Extract every line from the records below that contains the word "JSON".

══ Extracted data ══

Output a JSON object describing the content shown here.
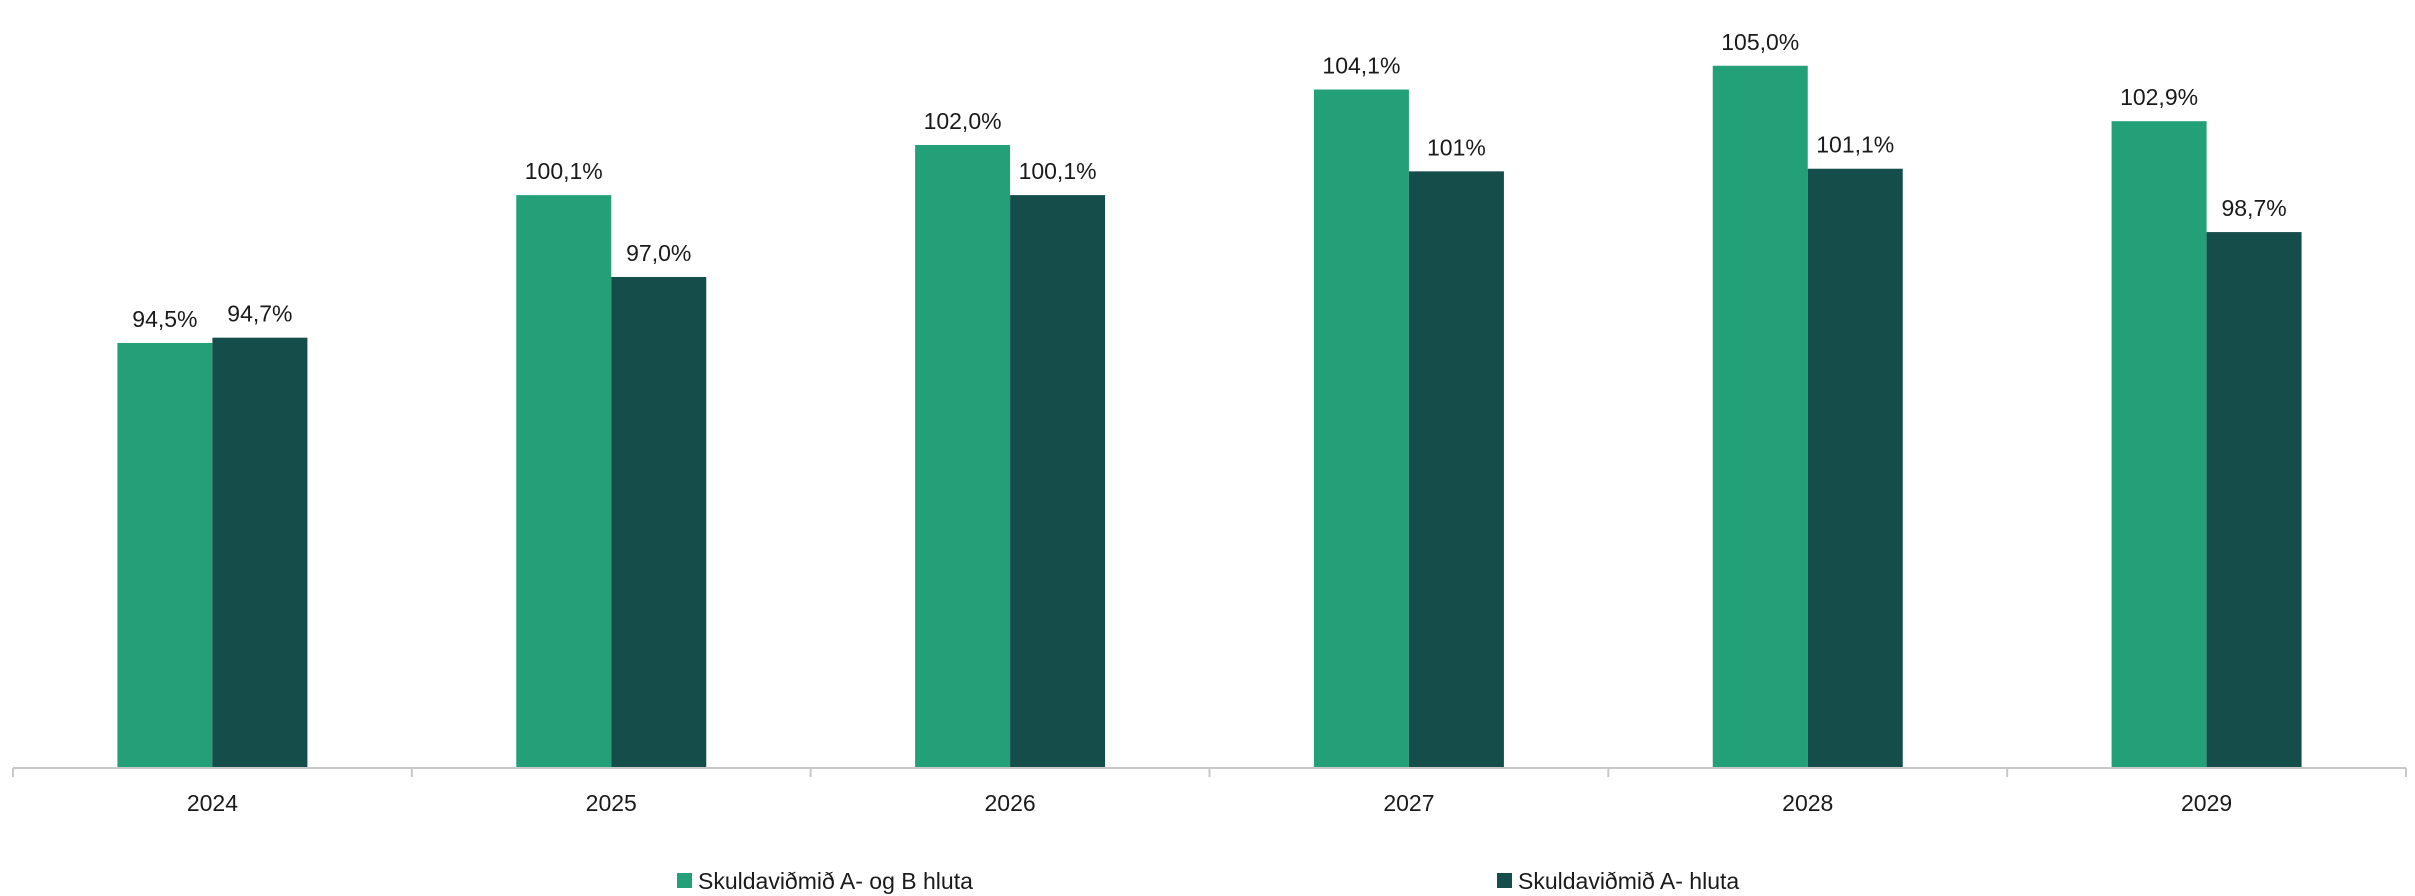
{
  "chart_data": {
    "type": "bar",
    "title": "",
    "xlabel": "",
    "ylabel": "",
    "categories": [
      "2024",
      "2025",
      "2026",
      "2027",
      "2028",
      "2029"
    ],
    "series": [
      {
        "name": "Skuldaviðmið A- og B hluta",
        "color": "#23a077",
        "values": [
          94.5,
          100.1,
          102.0,
          104.1,
          105.0,
          102.9
        ],
        "labels": [
          "94,5%",
          "100,1%",
          "102,0%",
          "104,1%",
          "105,0%",
          "102,9%"
        ]
      },
      {
        "name": "Skuldaviðmið A- hluta",
        "color": "#154d4b",
        "values": [
          94.7,
          97.0,
          100.1,
          101.0,
          101.1,
          98.7
        ],
        "labels": [
          "94,7%",
          "97,0%",
          "100,1%",
          "101%",
          "101,1%",
          "98,7%"
        ]
      }
    ],
    "ylim": [
      78.4,
      105.9
    ],
    "grid": false,
    "legend_position": "bottom"
  }
}
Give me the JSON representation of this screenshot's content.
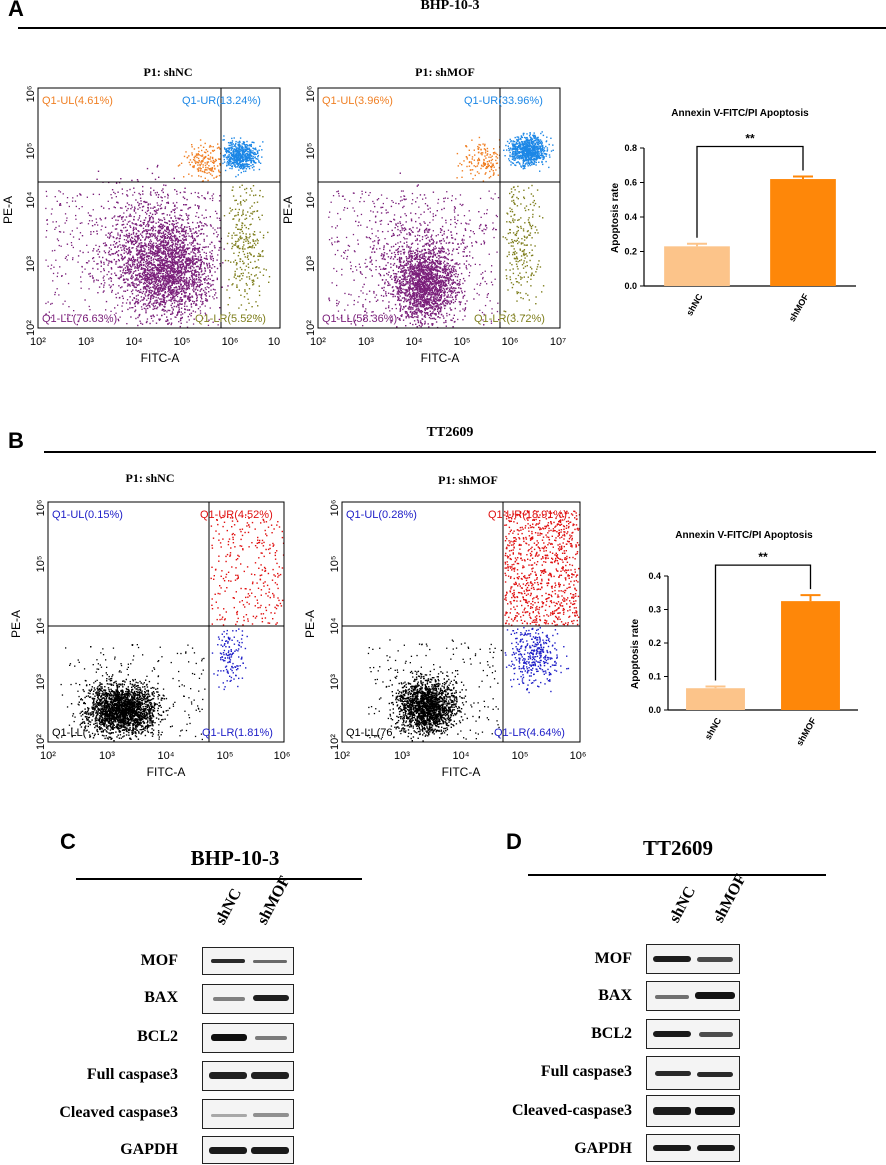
{
  "section_a": {
    "letter": "A",
    "title": "BHP-10-3"
  },
  "section_b": {
    "letter": "B",
    "title": "TT2609"
  },
  "flow_A1": {
    "title": "P1: shNC",
    "xlabel": "FITC-A",
    "ylabel": "PE-A",
    "xticks": [
      "10²",
      "10³",
      "10⁴",
      "10⁵",
      "10⁶",
      "10"
    ],
    "yticks": [
      "10²",
      "10³",
      "10⁴",
      "10⁵",
      "10⁶"
    ],
    "ul": "Q1-UL(4.61%)",
    "ur": "Q1-UR(13.24%)",
    "ll": "Q1-LL(76.63%)",
    "lr": "Q1-LR(5.52%)"
  },
  "flow_A2": {
    "title": "P1: shMOF",
    "xlabel": "FITC-A",
    "ylabel": "PE-A",
    "xticks": [
      "10²",
      "10³",
      "10⁴",
      "10⁵",
      "10⁶",
      "10⁷"
    ],
    "yticks": [
      "10²",
      "10³",
      "10⁴",
      "10⁵",
      "10⁶"
    ],
    "ul": "Q1-UL(3.96%)",
    "ur": "Q1-UR(33.96%)",
    "ll": "Q1-LL(58.36%)",
    "lr": "Q1-LR(3.72%)"
  },
  "flow_B1": {
    "title": "P1: shNC",
    "xlabel": "FITC-A",
    "ylabel": "PE-A",
    "xticks": [
      "10²",
      "10³",
      "10⁴",
      "10⁵",
      "10⁶"
    ],
    "yticks": [
      "10²",
      "10³",
      "10⁴",
      "10⁵",
      "10⁶"
    ],
    "ul": "Q1-UL(0.15%)",
    "ur": "Q1-UR(4.52%)",
    "ll": "Q1-LL(",
    "lr": "Q1-LR(1.81%)"
  },
  "flow_B2": {
    "title": "P1: shMOF",
    "xlabel": "FITC-A",
    "ylabel": "PE-A",
    "xticks": [
      "10²",
      "10³",
      "10⁴",
      "10⁵",
      "10⁶"
    ],
    "yticks": [
      "10²",
      "10³",
      "10⁴",
      "10⁵",
      "10⁶"
    ],
    "ul": "Q1-UL(0.28%)",
    "ur": "Q1-UR(18.91%)",
    "ll": "Q1-LL(76",
    "lr": "Q1-LR(4.64%)"
  },
  "chart_data": [
    {
      "type": "bar",
      "id": "A",
      "title": "Annexin V-FITC/PI Apoptosis",
      "ylabel": "Apoptosis rate",
      "categories": [
        "shNC",
        "shMOF"
      ],
      "values": [
        0.23,
        0.62
      ],
      "errors": [
        0.015,
        0.015
      ],
      "ylim": [
        0,
        0.8
      ],
      "yticks": [
        "0.0",
        "0.2",
        "0.4",
        "0.6",
        "0.8"
      ],
      "significance": "**",
      "colors": [
        "#fcc48a",
        "#fe8709"
      ]
    },
    {
      "type": "bar",
      "id": "B",
      "title": "Annexin V-FITC/PI Apoptosis",
      "ylabel": "Apoptosis rate",
      "categories": [
        "shNC",
        "shMOF"
      ],
      "values": [
        0.065,
        0.325
      ],
      "errors": [
        0.005,
        0.018
      ],
      "ylim": [
        0,
        0.4
      ],
      "yticks": [
        "0.0",
        "0.1",
        "0.2",
        "0.3",
        "0.4"
      ],
      "significance": "**",
      "colors": [
        "#fcc48a",
        "#fe8709"
      ]
    }
  ],
  "western_c": {
    "letter": "C",
    "title": "BHP-10-3",
    "lanes": [
      "shNC",
      "shMOF"
    ],
    "rows": [
      "MOF",
      "BAX",
      "BCL2",
      "Full caspase3",
      "Cleaved caspase3",
      "GAPDH"
    ]
  },
  "western_d": {
    "letter": "D",
    "title": "TT2609",
    "lanes": [
      "shNC",
      "shMOF"
    ],
    "rows": [
      "MOF",
      "BAX",
      "BCL2",
      "Full caspase3",
      "Cleaved-caspase3",
      "GAPDH"
    ]
  }
}
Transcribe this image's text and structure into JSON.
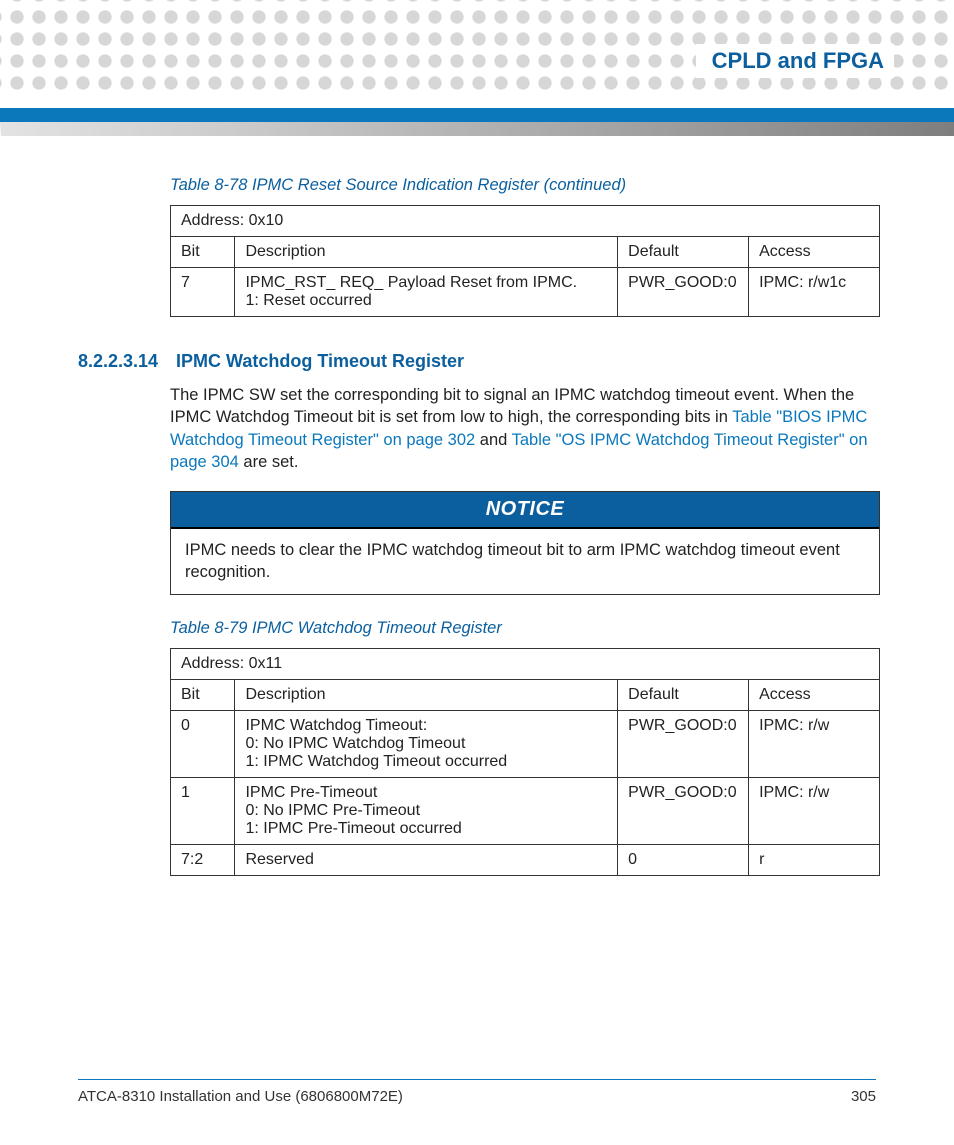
{
  "colors": {
    "brand_blue": "#0b5f9e",
    "bar_blue": "#0b78bc",
    "dot_grey": "#d7d7d7",
    "border": "#333333",
    "text": "#222222"
  },
  "header": {
    "chapter_title": "CPLD and FPGA"
  },
  "table78": {
    "caption": "Table 8-78 IPMC Reset Source Indication Register (continued)",
    "address": "Address: 0x10",
    "columns": {
      "bit": "Bit",
      "desc": "Description",
      "def": "Default",
      "acc": "Access"
    },
    "row": {
      "bit": "7",
      "desc_l1": "IPMC_RST_ REQ_ Payload Reset from IPMC.",
      "desc_l2": "1: Reset occurred",
      "def": "PWR_GOOD:0",
      "acc": "IPMC: r/w1c"
    }
  },
  "section": {
    "num": "8.2.2.3.14",
    "title": "IPMC Watchdog Timeout Register",
    "para_pre": "The IPMC SW set the corresponding bit to signal an IPMC watchdog timeout event. When the IPMC Watchdog Timeout bit is set from low to high, the corresponding bits in ",
    "link1": "Table \"BIOS IPMC Watchdog Timeout Register\" on page 302",
    "mid": " and ",
    "link2": "Table \"OS IPMC Watchdog Timeout Register\" on page 304",
    "post": " are set."
  },
  "notice": {
    "label": "NOTICE",
    "body": "IPMC needs to clear the IPMC watchdog timeout bit to arm IPMC watchdog timeout event recognition."
  },
  "table79": {
    "caption": "Table 8-79 IPMC Watchdog Timeout Register",
    "address": "Address: 0x11",
    "columns": {
      "bit": "Bit",
      "desc": "Description",
      "def": "Default",
      "acc": "Access"
    },
    "rows": [
      {
        "bit": "0",
        "desc_l1": "IPMC Watchdog Timeout:",
        "desc_l2": "0: No IPMC Watchdog Timeout",
        "desc_l3": "1: IPMC Watchdog Timeout occurred",
        "def": "PWR_GOOD:0",
        "acc": "IPMC: r/w"
      },
      {
        "bit": "1",
        "desc_l1": "IPMC Pre-Timeout",
        "desc_l2": "0: No IPMC Pre-Timeout",
        "desc_l3": "1: IPMC Pre-Timeout occurred",
        "def": "PWR_GOOD:0",
        "acc": "IPMC: r/w"
      },
      {
        "bit": "7:2",
        "desc_l1": "Reserved",
        "desc_l2": "",
        "desc_l3": "",
        "def": "0",
        "acc": "r"
      }
    ]
  },
  "footer": {
    "doc": "ATCA-8310 Installation and Use (6806800M72E)",
    "page": "305"
  }
}
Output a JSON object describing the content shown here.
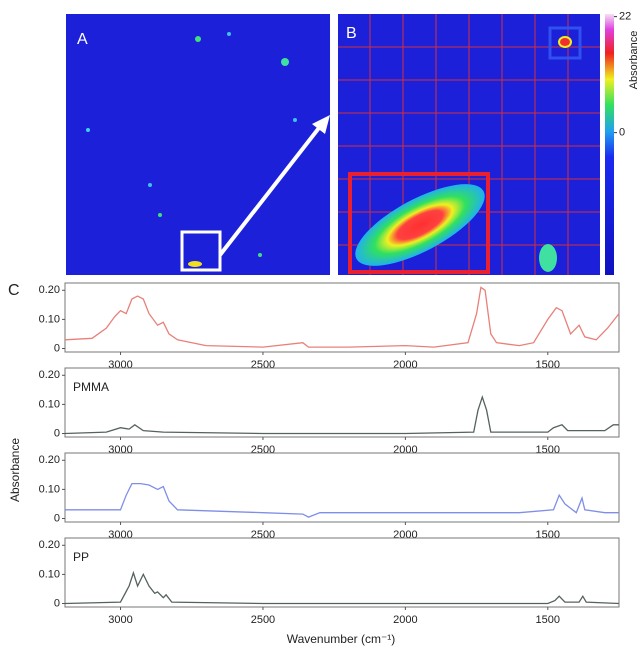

═══

Output of the task>
Output a JSON object describing the content shown here.
Give me the JSON representation of this screenshot's content.
Transcribe this image's text and structure into JSON.
Output a JSON object describing the content shown here.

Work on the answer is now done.